■ INSTRUCTIONS FOR THE TASK
Each line that follows is to be retyped exactly.

■ DATA PROVIDED
..............................

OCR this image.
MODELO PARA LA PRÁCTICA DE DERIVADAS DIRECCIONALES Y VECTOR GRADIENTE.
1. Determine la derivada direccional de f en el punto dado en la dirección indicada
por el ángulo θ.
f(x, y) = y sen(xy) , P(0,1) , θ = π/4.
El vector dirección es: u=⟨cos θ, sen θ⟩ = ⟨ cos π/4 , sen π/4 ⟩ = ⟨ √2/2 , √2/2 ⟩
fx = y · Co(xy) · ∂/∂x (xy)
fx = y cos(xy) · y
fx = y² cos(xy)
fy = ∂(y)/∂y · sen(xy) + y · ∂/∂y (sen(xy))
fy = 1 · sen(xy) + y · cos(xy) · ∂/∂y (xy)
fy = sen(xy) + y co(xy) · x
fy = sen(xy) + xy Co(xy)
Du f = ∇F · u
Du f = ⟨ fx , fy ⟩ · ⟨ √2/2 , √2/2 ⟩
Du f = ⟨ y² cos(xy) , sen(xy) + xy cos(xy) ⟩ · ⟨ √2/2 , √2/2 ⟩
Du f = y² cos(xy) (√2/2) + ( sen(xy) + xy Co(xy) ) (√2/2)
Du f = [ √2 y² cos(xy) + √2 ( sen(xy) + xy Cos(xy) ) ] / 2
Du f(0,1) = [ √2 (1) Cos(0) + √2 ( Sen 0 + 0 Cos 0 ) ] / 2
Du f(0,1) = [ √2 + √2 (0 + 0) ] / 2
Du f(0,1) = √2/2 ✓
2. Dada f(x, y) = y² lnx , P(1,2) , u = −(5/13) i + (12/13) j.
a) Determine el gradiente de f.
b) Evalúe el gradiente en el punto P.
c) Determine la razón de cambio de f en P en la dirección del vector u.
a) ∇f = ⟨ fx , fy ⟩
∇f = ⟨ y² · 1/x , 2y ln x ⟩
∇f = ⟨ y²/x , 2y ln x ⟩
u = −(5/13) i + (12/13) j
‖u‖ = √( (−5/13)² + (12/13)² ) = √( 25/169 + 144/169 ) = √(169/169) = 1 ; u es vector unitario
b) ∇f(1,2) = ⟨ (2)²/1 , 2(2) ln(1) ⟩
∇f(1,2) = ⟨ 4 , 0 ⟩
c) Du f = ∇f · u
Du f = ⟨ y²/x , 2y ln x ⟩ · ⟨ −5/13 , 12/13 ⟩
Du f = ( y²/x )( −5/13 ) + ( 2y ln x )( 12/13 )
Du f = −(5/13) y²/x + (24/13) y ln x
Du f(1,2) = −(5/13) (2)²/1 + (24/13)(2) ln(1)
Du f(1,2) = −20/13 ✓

..............................

■ WRITTEN ANSWER
OCR this image.
MODELO PARA LA PRÁCTICA DE DERIVADAS DIRECCIONALES Y VECTOR GRADIENTE.
1. Determine la derivada direccional de f en el punto dado en la dirección indicada
por el ángulo θ.
f(x, y) = y sen(xy) , P(0,1) , θ = π/4.
El vector dirección es: u=⟨cos θ, sen θ⟩ = ⟨ cos π/4 , sen π/4 ⟩ = ⟨ √2/2 , √2/2 ⟩
fx = y · Co(xy) · ∂/∂x (xy)
fx = y cos(xy) · y
fx = y² cos(xy)
fy = ∂(y)/∂y · sen(xy) + y · ∂/∂y (sen(xy))
fy = 1 · sen(xy) + y · cos(xy) · ∂/∂y (xy)
fy = sen(xy) + y co(xy) · x
fy = sen(xy) + xy Co(xy)
Du f = ∇F · u
Du f = ⟨ fx , fy ⟩ · ⟨ √2/2 , √2/2 ⟩
Du f = ⟨ y² cos(xy) , sen(xy) + xy cos(xy) ⟩ · ⟨ √2/2 , √2/2 ⟩
Du f = y² cos(xy) (√2/2) + ( sen(xy) + xy Co(xy) ) (√2/2)
Du f = [ √2 y² cos(xy) + √2 ( sen(xy) + xy Cos(xy) ) ] / 2
Du f(0,1) = [ √2 (1) Cos(0) + √2 ( Sen 0 + 0 Cos 0 ) ] / 2
Du f(0,1) = [ √2 + √2 (0 + 0) ] / 2
Du f(0,1) = √2/2 ✓
2. Dada f(x, y) = y² lnx , P(1,2) , u = −(5/13) i + (12/13) j.
a) Determine el gradiente de f.
b) Evalúe el gradiente en el punto P.
c) Determine la razón de cambio de f en P en la dirección del vector u.
a) ∇f = ⟨ fx , fy ⟩
∇f = ⟨ y² · 1/x , 2y ln x ⟩
∇f = ⟨ y²/x , 2y ln x ⟩
u = −(5/13) i + (12/13) j
‖u‖ = √( (−5/13)² + (12/13)² ) = √( 25/169 + 144/169 ) = √(169/169) = 1 ; u es vector unitario
b) ∇f(1,2) = ⟨ (2)²/1 , 2(2) ln(1) ⟩
∇f(1,2) = ⟨ 4 , 0 ⟩
c) Du f = ∇f · u
Du f = ⟨ y²/x , 2y ln x ⟩ · ⟨ −5/13 , 12/13 ⟩
Du f = ( y²/x )( −5/13 ) + ( 2y ln x )( 12/13 )
Du f = −(5/13) y²/x + (24/13) y ln x
Du f(1,2) = −(5/13) (2)²/1 + (24/13)(2) ln(1)
Du f(1,2) = −20/13 ✓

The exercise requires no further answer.